EXERCISE MATERIAL —
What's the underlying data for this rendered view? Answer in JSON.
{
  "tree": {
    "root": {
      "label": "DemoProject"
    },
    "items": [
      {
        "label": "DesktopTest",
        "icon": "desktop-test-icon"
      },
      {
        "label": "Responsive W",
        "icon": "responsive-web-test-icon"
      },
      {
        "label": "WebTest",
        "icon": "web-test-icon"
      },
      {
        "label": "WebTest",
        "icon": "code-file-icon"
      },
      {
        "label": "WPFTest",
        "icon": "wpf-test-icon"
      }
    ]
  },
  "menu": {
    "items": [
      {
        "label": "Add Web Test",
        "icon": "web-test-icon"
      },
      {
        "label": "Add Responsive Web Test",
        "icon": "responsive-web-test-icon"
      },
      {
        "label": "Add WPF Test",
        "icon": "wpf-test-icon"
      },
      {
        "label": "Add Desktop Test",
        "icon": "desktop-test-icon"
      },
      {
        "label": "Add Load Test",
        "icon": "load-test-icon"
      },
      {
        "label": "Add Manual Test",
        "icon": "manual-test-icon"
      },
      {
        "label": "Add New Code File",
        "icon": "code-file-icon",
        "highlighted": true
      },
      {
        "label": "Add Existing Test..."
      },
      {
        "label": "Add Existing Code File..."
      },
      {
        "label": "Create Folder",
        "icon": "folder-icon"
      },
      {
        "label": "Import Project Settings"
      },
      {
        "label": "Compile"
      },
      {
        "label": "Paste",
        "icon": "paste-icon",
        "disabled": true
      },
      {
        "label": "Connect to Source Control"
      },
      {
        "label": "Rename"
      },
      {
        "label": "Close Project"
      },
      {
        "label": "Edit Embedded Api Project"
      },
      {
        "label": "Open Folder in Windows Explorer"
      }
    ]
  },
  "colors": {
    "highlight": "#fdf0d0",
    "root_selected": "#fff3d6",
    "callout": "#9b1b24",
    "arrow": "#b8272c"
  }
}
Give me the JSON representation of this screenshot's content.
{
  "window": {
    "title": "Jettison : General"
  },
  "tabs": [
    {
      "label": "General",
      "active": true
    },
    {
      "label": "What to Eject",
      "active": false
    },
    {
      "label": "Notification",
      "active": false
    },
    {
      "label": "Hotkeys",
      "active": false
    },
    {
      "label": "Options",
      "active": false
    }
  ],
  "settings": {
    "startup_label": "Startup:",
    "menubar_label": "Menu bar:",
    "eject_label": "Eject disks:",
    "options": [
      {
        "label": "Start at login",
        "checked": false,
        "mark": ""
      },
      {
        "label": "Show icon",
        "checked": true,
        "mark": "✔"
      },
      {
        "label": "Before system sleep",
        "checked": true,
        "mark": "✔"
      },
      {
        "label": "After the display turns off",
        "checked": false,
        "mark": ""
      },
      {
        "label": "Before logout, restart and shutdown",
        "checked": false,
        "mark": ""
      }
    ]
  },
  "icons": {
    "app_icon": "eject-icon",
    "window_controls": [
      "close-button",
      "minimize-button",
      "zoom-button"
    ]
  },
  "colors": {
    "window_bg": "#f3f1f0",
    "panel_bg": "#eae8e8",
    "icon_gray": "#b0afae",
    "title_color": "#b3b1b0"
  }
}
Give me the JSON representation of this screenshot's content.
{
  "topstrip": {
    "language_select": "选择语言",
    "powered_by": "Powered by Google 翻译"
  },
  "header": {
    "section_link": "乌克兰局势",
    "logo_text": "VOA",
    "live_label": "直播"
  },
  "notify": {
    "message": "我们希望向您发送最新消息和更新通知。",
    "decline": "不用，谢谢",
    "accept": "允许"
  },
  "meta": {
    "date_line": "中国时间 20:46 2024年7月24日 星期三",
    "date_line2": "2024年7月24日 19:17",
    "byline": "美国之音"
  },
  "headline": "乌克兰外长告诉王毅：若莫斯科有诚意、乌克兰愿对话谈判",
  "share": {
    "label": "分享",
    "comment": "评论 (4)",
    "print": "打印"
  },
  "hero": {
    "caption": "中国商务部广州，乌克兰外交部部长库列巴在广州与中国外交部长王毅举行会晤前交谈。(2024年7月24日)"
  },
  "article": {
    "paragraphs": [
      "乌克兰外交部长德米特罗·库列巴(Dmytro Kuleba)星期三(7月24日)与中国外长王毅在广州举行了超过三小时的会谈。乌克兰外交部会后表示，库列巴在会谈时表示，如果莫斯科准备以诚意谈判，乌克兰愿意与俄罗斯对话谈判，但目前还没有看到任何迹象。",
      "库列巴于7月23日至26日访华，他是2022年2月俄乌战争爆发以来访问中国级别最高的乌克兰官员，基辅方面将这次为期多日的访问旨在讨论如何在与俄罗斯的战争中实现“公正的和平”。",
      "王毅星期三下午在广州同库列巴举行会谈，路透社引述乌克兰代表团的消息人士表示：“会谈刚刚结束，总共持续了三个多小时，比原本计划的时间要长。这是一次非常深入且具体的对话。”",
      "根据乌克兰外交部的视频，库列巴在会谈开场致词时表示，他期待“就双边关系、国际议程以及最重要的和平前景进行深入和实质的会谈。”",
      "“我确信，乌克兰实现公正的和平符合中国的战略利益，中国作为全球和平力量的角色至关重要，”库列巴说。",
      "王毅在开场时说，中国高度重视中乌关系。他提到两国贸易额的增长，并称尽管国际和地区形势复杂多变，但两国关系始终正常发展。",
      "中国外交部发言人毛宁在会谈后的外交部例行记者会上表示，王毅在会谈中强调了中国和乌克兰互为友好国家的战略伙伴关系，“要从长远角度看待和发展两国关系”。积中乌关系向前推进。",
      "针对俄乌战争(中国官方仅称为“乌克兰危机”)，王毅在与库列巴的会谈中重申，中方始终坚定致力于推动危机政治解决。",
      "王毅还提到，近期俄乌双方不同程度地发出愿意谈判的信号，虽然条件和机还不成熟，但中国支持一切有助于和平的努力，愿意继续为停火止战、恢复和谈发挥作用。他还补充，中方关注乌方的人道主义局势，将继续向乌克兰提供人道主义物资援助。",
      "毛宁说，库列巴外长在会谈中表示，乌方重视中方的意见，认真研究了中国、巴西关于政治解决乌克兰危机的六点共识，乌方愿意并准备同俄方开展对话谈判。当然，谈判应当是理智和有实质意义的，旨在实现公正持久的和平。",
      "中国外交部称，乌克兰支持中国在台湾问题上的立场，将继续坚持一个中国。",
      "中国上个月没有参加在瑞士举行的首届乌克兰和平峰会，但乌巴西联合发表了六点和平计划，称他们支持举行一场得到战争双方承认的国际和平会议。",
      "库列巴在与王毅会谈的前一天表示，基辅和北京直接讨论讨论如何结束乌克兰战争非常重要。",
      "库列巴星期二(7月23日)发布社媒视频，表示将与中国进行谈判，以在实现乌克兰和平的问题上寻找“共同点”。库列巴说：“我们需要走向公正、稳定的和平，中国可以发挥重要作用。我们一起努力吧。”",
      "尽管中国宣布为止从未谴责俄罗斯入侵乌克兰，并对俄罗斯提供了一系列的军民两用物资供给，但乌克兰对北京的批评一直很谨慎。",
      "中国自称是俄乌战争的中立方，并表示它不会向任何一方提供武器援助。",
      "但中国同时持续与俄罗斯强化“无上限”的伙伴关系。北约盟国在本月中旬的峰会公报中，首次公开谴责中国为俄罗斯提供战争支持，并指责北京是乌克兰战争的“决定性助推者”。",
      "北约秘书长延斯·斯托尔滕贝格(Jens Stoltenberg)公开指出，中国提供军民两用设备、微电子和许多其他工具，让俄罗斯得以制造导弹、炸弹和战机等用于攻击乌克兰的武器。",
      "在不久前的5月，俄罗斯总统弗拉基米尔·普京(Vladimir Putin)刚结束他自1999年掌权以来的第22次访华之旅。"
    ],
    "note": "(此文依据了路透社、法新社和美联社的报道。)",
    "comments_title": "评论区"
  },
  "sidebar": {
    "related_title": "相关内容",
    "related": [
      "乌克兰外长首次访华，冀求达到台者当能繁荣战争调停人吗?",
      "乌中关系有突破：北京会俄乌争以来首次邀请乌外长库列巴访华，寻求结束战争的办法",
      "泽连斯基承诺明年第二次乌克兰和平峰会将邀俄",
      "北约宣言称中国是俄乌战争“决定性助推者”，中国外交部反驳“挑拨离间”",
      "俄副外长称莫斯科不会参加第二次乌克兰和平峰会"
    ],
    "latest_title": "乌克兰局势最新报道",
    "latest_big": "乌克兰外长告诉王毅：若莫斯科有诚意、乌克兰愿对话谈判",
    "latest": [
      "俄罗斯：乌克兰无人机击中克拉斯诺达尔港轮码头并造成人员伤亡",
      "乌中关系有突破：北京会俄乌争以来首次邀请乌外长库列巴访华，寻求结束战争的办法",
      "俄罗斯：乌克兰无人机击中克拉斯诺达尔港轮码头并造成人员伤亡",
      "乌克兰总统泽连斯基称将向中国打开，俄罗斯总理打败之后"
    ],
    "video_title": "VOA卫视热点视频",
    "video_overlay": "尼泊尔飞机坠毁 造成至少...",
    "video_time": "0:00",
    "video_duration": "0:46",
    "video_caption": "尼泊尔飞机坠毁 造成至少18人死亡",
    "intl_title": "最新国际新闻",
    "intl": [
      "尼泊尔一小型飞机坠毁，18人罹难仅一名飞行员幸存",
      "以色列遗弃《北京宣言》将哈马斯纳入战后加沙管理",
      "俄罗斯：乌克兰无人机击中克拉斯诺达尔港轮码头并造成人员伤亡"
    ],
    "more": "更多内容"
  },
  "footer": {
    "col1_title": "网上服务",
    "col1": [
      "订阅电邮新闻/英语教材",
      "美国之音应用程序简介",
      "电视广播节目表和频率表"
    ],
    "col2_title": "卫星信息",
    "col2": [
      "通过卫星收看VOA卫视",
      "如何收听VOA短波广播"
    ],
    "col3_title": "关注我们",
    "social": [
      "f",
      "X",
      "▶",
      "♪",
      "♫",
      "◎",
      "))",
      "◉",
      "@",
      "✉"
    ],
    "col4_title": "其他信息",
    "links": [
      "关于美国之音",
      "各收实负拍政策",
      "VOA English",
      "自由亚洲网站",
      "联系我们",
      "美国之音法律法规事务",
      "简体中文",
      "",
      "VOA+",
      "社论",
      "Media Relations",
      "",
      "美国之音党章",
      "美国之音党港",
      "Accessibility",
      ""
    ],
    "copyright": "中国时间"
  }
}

WHAT TO DO — Your answer should be a single number: the count of lines in the entries that contain the word "button".

RESULT OF THE EXERCISE — 3